* The task
How many lines of the data contain the string "value"? Reply with the number alone.

* Record set
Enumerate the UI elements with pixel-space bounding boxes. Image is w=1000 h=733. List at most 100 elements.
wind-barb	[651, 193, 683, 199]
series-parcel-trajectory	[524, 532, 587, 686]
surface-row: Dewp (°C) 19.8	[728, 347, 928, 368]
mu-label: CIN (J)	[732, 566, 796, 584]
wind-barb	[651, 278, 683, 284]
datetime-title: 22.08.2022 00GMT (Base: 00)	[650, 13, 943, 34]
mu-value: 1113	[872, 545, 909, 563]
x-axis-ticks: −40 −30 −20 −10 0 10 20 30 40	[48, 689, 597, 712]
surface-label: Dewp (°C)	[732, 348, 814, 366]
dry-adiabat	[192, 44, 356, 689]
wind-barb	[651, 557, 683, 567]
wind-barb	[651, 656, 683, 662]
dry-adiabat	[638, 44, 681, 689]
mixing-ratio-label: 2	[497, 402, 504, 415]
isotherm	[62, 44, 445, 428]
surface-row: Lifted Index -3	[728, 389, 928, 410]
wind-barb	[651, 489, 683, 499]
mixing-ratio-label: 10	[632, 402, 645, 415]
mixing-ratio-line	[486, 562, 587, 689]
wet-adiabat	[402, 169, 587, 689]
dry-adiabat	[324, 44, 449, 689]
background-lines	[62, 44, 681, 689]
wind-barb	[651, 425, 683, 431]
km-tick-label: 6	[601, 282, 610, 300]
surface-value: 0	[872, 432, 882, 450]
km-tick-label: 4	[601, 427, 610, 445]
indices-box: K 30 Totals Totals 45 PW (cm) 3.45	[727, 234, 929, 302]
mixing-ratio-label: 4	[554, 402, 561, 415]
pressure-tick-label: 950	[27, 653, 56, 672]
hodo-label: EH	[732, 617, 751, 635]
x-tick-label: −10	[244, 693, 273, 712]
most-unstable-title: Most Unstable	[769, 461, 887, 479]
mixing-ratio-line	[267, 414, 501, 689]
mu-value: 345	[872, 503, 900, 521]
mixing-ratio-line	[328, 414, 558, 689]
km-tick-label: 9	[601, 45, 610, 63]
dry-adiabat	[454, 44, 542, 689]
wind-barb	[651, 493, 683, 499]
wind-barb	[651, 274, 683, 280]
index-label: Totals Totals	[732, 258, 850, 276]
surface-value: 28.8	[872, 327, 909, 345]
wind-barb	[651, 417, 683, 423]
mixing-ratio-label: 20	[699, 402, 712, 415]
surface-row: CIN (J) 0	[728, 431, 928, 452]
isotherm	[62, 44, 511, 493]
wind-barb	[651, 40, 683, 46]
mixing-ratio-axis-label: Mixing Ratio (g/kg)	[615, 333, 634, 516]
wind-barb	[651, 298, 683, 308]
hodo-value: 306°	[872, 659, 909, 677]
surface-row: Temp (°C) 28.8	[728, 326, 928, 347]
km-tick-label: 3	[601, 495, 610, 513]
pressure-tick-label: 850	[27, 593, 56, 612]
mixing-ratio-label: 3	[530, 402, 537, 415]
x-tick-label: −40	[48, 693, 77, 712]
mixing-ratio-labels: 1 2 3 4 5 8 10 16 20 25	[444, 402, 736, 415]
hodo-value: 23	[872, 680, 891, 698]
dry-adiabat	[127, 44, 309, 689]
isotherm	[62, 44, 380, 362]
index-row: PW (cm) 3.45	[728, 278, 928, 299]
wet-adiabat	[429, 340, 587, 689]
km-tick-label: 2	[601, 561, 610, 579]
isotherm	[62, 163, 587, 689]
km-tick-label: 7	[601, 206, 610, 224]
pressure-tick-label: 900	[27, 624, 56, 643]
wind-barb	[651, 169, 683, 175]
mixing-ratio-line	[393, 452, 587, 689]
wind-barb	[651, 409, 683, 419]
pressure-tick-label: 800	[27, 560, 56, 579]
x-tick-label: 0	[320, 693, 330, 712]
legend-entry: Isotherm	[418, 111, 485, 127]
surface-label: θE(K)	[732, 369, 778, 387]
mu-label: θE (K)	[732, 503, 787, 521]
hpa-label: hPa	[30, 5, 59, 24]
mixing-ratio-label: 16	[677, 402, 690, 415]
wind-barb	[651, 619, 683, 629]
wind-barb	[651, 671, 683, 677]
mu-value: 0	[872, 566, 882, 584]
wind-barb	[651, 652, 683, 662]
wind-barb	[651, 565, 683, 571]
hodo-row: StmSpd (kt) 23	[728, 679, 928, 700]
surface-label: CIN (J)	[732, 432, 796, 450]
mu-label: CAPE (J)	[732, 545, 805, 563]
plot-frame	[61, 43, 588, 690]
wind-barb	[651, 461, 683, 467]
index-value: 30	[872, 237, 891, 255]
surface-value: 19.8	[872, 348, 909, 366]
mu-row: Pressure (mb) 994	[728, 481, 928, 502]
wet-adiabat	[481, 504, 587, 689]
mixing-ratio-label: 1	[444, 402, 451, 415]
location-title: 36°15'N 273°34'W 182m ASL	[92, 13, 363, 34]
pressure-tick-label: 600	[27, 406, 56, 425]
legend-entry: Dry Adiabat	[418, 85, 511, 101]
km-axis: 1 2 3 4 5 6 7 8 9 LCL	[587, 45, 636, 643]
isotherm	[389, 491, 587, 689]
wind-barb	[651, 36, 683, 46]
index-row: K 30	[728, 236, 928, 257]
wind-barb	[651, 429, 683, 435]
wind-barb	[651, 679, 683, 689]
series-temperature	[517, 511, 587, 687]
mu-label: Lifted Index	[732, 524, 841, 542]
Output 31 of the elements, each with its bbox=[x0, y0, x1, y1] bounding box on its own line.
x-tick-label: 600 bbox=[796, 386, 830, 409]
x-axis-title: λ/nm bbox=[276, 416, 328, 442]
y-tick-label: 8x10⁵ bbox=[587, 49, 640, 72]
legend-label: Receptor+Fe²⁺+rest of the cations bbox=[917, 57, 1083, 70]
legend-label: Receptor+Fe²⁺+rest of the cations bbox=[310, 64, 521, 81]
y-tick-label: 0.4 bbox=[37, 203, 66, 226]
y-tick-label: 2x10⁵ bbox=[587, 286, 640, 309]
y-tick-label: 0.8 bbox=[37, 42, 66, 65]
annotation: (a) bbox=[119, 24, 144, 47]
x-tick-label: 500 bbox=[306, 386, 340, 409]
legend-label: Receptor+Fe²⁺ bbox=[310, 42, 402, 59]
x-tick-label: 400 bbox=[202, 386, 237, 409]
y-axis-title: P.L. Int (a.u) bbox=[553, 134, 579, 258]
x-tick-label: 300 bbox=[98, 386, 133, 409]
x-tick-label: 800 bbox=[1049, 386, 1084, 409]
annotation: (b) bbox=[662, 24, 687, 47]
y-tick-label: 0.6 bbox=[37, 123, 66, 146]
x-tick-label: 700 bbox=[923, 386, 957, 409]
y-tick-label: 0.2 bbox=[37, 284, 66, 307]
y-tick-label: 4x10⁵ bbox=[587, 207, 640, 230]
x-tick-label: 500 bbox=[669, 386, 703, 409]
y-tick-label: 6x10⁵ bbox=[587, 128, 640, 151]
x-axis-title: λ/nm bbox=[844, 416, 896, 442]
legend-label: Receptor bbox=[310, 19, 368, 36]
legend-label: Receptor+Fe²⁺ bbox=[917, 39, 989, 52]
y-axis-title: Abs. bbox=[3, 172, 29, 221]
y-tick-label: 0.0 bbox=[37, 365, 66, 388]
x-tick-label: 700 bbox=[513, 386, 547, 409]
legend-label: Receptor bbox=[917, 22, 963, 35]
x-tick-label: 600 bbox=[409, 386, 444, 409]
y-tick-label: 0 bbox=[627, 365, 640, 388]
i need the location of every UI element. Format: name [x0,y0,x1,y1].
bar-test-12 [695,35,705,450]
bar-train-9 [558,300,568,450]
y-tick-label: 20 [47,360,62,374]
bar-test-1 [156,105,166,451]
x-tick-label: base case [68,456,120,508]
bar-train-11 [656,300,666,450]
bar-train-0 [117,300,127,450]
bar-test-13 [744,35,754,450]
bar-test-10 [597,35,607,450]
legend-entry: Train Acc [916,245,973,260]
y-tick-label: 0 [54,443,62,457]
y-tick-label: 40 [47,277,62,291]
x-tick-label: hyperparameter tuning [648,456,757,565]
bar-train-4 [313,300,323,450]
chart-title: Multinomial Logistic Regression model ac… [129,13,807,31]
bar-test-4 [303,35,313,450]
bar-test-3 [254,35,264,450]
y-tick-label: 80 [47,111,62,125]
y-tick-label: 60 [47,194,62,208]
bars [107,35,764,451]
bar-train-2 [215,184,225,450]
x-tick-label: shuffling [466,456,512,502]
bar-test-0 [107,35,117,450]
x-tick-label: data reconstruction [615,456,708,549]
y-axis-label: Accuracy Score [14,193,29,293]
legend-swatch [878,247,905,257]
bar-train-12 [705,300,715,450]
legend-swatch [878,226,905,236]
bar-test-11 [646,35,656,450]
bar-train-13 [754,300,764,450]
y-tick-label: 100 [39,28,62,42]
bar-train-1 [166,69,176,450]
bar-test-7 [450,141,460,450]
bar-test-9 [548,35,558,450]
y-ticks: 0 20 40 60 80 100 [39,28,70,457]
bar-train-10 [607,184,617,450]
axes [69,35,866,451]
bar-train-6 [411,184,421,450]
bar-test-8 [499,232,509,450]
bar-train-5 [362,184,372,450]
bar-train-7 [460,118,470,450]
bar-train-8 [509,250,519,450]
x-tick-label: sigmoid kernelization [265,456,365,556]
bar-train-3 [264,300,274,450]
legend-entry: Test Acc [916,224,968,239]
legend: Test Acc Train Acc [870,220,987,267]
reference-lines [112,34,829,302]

* Result of the exercise
9